▸ Task objective: Each line below should be quoted exactly, please.

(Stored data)
--- Begin ---

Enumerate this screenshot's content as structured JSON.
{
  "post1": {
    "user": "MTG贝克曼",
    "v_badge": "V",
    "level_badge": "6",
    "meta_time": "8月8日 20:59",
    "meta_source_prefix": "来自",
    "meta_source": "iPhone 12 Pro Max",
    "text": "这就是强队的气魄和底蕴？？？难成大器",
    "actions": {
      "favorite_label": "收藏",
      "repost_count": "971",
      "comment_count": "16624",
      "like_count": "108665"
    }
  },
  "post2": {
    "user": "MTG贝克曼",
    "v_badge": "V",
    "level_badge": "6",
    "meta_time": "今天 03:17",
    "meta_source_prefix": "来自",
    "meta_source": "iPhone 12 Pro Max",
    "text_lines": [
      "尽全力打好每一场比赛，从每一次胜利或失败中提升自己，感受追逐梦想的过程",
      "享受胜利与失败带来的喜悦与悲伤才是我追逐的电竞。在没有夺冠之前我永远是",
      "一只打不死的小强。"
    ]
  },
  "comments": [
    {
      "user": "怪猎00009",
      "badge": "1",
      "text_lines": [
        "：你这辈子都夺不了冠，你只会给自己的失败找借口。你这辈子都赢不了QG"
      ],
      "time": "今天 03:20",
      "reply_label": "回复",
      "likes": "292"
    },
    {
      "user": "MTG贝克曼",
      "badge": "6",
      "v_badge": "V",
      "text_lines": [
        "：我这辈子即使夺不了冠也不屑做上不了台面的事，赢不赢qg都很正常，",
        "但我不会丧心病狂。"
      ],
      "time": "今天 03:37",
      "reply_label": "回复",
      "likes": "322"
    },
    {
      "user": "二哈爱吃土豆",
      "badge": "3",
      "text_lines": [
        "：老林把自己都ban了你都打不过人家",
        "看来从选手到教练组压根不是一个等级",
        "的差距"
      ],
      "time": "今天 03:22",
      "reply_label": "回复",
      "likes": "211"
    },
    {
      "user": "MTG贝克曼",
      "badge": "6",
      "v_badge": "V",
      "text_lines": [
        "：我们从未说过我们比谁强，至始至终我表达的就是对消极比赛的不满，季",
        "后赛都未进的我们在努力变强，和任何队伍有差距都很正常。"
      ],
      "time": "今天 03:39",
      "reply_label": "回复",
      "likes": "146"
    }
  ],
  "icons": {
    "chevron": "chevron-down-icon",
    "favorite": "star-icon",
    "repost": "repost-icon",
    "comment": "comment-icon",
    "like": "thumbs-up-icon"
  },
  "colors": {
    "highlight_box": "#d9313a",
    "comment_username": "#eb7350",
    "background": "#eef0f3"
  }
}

--- End ---

▸ Solved exercise:
Enumerate this screenshot's content as structured JSON.
{
  "post1": {
    "user": "MTG贝克曼",
    "v_badge": "V",
    "level_badge": "6",
    "meta_time": "8月8日 20:59",
    "meta_source_prefix": "来自",
    "meta_source": "iPhone 12 Pro Max",
    "text": "这就是强队的气魄和底蕴？？？难成大器",
    "actions": {
      "favorite_label": "收藏",
      "repost_count": "971",
      "comment_count": "16624",
      "like_count": "108665"
    }
  },
  "post2": {
    "user": "MTG贝克曼",
    "v_badge": "V",
    "level_badge": "6",
    "meta_time": "今天 03:17",
    "meta_source_prefix": "来自",
    "meta_source": "iPhone 12 Pro Max",
    "text_lines": [
      "尽全力打好每一场比赛，从每一次胜利或失败中提升自己，感受追逐梦想的过程",
      "享受胜利与失败带来的喜悦与悲伤才是我追逐的电竞。在没有夺冠之前我永远是",
      "一只打不死的小强。"
    ]
  },
  "comments": [
    {
      "user": "怪猎00009",
      "badge": "1",
      "text_lines": [
        "：你这辈子都夺不了冠，你只会给自己的失败找借口。你这辈子都赢不了QG"
      ],
      "time": "今天 03:20",
      "reply_label": "回复",
      "likes": "292"
    },
    {
      "user": "MTG贝克曼",
      "badge": "6",
      "v_badge": "V",
      "text_lines": [
        "：我这辈子即使夺不了冠也不屑做上不了台面的事，赢不赢qg都很正常，",
        "但我不会丧心病狂。"
      ],
      "time": "今天 03:37",
      "reply_label": "回复",
      "likes": "322"
    },
    {
      "user": "二哈爱吃土豆",
      "badge": "3",
      "text_lines": [
        "：老林把自己都ban了你都打不过人家",
        "看来从选手到教练组压根不是一个等级",
        "的差距"
      ],
      "time": "今天 03:22",
      "reply_label": "回复",
      "likes": "211"
    },
    {
      "user": "MTG贝克曼",
      "badge": "6",
      "v_badge": "V",
      "text_lines": [
        "：我们从未说过我们比谁强，至始至终我表达的就是对消极比赛的不满，季",
        "后赛都未进的我们在努力变强，和任何队伍有差距都很正常。"
      ],
      "time": "今天 03:39",
      "reply_label": "回复",
      "likes": "146"
    }
  ],
  "icons": {
    "chevron": "chevron-down-icon",
    "favorite": "star-icon",
    "repost": "repost-icon",
    "comment": "comment-icon",
    "like": "thumbs-up-icon"
  },
  "colors": {
    "highlight_box": "#d9313a",
    "comment_username": "#eb7350",
    "background": "#eef0f3"
  }
}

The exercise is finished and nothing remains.